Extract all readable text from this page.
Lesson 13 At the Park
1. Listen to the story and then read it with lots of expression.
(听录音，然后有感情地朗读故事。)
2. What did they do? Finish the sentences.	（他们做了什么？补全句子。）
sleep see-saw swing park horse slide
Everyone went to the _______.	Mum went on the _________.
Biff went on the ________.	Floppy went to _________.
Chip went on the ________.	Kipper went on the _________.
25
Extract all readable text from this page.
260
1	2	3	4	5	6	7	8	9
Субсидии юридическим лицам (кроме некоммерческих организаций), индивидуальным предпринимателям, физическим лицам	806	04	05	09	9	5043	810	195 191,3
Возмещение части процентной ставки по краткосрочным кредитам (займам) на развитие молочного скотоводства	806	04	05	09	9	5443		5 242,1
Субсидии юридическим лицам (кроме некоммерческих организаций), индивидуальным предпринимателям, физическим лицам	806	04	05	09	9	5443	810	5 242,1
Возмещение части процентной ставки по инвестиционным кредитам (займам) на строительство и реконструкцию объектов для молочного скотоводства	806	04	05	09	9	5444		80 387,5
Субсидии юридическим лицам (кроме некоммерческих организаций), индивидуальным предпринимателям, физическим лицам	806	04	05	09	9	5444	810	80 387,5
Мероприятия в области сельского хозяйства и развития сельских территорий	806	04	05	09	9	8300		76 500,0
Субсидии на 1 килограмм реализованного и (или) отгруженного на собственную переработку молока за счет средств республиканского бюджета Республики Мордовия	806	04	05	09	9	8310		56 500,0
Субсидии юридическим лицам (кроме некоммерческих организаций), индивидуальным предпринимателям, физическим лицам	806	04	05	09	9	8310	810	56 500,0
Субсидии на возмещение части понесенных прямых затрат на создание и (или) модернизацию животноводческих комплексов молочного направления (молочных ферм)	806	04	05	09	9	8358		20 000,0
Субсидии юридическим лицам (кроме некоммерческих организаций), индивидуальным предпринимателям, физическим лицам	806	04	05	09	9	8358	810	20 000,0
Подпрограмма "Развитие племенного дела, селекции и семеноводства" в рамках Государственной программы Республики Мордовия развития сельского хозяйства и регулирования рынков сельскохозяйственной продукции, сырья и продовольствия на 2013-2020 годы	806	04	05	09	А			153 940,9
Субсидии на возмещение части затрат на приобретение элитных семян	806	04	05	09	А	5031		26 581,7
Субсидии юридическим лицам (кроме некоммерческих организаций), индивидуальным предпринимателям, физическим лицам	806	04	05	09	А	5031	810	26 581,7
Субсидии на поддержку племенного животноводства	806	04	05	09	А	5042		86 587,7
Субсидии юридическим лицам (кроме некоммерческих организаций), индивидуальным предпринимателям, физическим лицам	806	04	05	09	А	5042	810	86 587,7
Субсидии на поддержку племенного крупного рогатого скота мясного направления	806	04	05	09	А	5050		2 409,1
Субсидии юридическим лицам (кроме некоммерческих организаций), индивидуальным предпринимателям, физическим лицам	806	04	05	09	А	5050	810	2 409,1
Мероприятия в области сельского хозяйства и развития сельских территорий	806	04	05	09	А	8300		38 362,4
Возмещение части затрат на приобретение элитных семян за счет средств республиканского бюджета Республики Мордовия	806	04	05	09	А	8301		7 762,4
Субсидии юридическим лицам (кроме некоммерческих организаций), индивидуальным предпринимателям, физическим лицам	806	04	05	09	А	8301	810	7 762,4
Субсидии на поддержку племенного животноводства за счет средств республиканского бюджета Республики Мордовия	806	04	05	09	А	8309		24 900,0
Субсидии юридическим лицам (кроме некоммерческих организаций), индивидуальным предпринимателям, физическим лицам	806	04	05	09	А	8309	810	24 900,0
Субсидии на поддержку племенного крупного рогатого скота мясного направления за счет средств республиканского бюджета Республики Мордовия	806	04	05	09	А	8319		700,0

++++++

■ Written problem ■
Output every record above exactly as it appears.

■ The reply ■
Extract all readable text from this page.
Lesson 13 At the Park
1. Listen to the story and then read it with lots of expression.
(听录音，然后有感情地朗读故事。)
2. What did they do? Finish the sentences.	（他们做了什么？补全句子。）
sleep see-saw swing park horse slide
Everyone went to the _______.	Mum went on the _________.
Biff went on the ________.	Floppy went to _________.
Chip went on the ________.	Kipper went on the _________.
25
Extract all readable text from this page.
260
1	2	3	4	5	6	7	8	9
Субсидии юридическим лицам (кроме некоммерческих организаций), индивидуальным предпринимателям, физическим лицам	806	04	05	09	9	5043	810	195 191,3
Возмещение части процентной ставки по краткосрочным кредитам (займам) на развитие молочного скотоводства	806	04	05	09	9	5443		5 242,1
Субсидии юридическим лицам (кроме некоммерческих организаций), индивидуальным предпринимателям, физическим лицам	806	04	05	09	9	5443	810	5 242,1
Возмещение части процентной ставки по инвестиционным кредитам (займам) на строительство и реконструкцию объектов для молочного скотоводства	806	04	05	09	9	5444		80 387,5
Субсидии юридическим лицам (кроме некоммерческих организаций), индивидуальным предпринимателям, физическим лицам	806	04	05	09	9	5444	810	80 387,5
Мероприятия в области сельского хозяйства и развития сельских территорий	806	04	05	09	9	8300		76 500,0
Субсидии на 1 килограмм реализованного и (или) отгруженного на собственную переработку молока за счет средств республиканского бюджета Республики Мордовия	806	04	05	09	9	8310		56 500,0
Субсидии юридическим лицам (кроме некоммерческих организаций), индивидуальным предпринимателям, физическим лицам	806	04	05	09	9	8310	810	56 500,0
Субсидии на возмещение части понесенных прямых затрат на создание и (или) модернизацию животноводческих комплексов молочного направления (молочных ферм)	806	04	05	09	9	8358		20 000,0
Субсидии юридическим лицам (кроме некоммерческих организаций), индивидуальным предпринимателям, физическим лицам	806	04	05	09	9	8358	810	20 000,0
Подпрограмма "Развитие племенного дела, селекции и семеноводства" в рамках Государственной программы Республики Мордовия развития сельского хозяйства и регулирования рынков сельскохозяйственной продукции, сырья и продовольствия на 2013-2020 годы	806	04	05	09	А			153 940,9
Субсидии на возмещение части затрат на приобретение элитных семян	806	04	05	09	А	5031		26 581,7
Субсидии юридическим лицам (кроме некоммерческих организаций), индивидуальным предпринимателям, физическим лицам	806	04	05	09	А	5031	810	26 581,7
Субсидии на поддержку племенного животноводства	806	04	05	09	А	5042		86 587,7
Субсидии юридическим лицам (кроме некоммерческих организаций), индивидуальным предпринимателям, физическим лицам	806	04	05	09	А	5042	810	86 587,7
Субсидии на поддержку племенного крупного рогатого скота мясного направления	806	04	05	09	А	5050		2 409,1
Субсидии юридическим лицам (кроме некоммерческих организаций), индивидуальным предпринимателям, физическим лицам	806	04	05	09	А	5050	810	2 409,1
Мероприятия в области сельского хозяйства и развития сельских территорий	806	04	05	09	А	8300		38 362,4
Возмещение части затрат на приобретение элитных семян за счет средств республиканского бюджета Республики Мордовия	806	04	05	09	А	8301		7 762,4
Субсидии юридическим лицам (кроме некоммерческих организаций), индивидуальным предпринимателям, физическим лицам	806	04	05	09	А	8301	810	7 762,4
Субсидии на поддержку племенного животноводства за счет средств республиканского бюджета Республики Мордовия	806	04	05	09	А	8309		24 900,0
Субсидии юридическим лицам (кроме некоммерческих организаций), индивидуальным предпринимателям, физическим лицам	806	04	05	09	А	8309	810	24 900,0
Субсидии на поддержку племенного крупного рогатого скота мясного направления за счет средств республиканского бюджета Республики Мордовия	806	04	05	09	А	8319		700,0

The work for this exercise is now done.